Find and copy every line in the records that includes the string "HTML".
⟨
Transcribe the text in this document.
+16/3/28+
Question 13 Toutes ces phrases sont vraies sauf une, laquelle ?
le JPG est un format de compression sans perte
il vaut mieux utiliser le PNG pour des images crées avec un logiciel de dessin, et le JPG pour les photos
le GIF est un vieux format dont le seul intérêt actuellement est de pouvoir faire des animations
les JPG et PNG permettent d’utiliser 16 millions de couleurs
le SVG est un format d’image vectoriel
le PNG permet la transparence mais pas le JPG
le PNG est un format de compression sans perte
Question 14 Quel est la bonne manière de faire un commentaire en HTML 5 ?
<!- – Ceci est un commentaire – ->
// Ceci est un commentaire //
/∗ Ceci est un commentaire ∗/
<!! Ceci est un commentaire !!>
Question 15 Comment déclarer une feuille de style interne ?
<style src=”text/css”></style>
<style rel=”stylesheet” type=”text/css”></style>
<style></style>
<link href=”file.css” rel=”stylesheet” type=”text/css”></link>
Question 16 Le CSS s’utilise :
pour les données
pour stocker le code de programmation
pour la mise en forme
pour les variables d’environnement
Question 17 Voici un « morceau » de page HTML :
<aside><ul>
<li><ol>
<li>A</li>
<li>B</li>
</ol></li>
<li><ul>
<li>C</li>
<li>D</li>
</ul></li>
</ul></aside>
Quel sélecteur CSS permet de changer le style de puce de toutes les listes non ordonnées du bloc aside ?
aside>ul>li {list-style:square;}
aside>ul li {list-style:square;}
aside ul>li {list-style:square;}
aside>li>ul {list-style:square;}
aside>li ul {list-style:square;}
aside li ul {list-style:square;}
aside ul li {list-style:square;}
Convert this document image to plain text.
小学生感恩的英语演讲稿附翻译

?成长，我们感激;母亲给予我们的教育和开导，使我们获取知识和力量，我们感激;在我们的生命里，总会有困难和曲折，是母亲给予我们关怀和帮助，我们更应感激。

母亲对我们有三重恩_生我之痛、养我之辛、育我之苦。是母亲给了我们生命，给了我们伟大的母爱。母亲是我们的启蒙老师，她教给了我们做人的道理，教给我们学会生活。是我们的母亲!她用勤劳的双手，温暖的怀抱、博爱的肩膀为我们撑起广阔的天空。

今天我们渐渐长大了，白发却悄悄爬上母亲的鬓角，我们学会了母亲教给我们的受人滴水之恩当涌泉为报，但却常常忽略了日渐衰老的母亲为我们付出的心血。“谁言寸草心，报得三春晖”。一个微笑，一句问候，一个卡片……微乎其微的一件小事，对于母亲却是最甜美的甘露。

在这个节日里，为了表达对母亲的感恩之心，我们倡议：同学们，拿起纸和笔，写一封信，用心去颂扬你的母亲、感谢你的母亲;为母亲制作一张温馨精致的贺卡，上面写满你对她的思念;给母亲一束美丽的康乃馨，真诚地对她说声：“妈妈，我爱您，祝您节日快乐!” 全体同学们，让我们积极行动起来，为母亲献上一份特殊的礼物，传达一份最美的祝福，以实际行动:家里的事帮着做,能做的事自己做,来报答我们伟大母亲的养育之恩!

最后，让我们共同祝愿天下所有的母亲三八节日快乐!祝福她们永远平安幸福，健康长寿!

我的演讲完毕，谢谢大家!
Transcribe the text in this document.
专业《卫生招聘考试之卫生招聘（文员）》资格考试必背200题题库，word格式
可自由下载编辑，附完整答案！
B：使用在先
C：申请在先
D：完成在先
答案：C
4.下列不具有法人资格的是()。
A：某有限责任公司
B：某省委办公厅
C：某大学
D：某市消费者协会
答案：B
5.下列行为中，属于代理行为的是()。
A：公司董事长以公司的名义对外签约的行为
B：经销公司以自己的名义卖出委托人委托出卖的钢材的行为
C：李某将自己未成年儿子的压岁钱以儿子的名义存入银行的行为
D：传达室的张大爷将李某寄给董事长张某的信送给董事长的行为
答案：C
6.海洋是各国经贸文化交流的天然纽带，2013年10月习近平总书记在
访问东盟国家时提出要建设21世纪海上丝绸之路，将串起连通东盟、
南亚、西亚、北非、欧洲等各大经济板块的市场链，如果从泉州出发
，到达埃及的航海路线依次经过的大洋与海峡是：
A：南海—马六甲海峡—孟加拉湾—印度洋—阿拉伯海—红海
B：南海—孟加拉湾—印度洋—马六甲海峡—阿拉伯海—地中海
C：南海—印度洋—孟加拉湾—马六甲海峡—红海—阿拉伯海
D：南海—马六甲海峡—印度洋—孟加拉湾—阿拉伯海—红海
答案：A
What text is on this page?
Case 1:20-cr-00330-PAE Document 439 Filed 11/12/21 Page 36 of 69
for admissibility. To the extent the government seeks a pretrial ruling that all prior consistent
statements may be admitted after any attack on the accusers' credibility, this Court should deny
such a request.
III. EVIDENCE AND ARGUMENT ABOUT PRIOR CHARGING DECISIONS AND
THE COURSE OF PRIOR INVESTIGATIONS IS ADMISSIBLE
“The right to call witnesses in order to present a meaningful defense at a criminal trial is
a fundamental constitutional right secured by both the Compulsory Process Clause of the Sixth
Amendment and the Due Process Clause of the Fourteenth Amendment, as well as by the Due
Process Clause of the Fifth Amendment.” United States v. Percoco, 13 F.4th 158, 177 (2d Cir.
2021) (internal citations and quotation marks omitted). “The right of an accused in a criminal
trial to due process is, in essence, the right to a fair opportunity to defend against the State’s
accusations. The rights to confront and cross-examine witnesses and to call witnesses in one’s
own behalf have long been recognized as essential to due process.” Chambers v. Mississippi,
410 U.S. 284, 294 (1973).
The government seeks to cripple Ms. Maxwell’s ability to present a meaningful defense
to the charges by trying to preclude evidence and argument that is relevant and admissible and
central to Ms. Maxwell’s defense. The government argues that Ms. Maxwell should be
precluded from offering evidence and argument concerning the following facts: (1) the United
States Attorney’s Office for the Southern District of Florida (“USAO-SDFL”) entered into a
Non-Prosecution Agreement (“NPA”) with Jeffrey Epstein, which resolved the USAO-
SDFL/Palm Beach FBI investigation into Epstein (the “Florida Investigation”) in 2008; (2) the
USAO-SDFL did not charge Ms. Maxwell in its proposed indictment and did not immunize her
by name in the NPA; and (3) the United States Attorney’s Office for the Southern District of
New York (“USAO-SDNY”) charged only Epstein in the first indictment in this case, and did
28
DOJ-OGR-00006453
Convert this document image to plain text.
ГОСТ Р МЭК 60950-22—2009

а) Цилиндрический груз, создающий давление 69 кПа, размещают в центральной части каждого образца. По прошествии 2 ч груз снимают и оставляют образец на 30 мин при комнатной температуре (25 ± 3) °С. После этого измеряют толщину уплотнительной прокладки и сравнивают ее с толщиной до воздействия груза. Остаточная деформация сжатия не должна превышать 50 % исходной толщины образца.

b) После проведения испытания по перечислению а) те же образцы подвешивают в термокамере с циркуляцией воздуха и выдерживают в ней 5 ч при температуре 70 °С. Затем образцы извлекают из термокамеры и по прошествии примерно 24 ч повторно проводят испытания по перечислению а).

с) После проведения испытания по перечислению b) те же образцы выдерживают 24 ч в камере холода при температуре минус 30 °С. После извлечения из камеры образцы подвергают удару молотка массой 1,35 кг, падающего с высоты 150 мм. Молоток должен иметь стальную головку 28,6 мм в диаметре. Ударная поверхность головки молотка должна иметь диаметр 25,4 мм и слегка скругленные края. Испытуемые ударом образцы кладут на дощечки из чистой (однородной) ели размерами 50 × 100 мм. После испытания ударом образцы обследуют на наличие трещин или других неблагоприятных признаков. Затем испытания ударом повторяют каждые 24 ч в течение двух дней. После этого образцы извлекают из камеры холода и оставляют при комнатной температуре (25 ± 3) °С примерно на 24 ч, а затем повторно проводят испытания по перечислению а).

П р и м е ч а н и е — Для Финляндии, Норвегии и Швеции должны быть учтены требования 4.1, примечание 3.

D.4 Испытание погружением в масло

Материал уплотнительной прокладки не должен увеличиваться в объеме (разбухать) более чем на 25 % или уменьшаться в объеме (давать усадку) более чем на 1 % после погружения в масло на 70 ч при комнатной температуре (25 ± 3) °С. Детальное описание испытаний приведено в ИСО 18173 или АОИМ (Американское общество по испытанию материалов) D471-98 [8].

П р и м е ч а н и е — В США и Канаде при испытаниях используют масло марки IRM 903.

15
⟩
THE COMPLETED TASK
Question 14 Quel est la bonne manière de faire un commentaire en HTML 5 ?
Question 17 Voici un « morceau » de page HTML :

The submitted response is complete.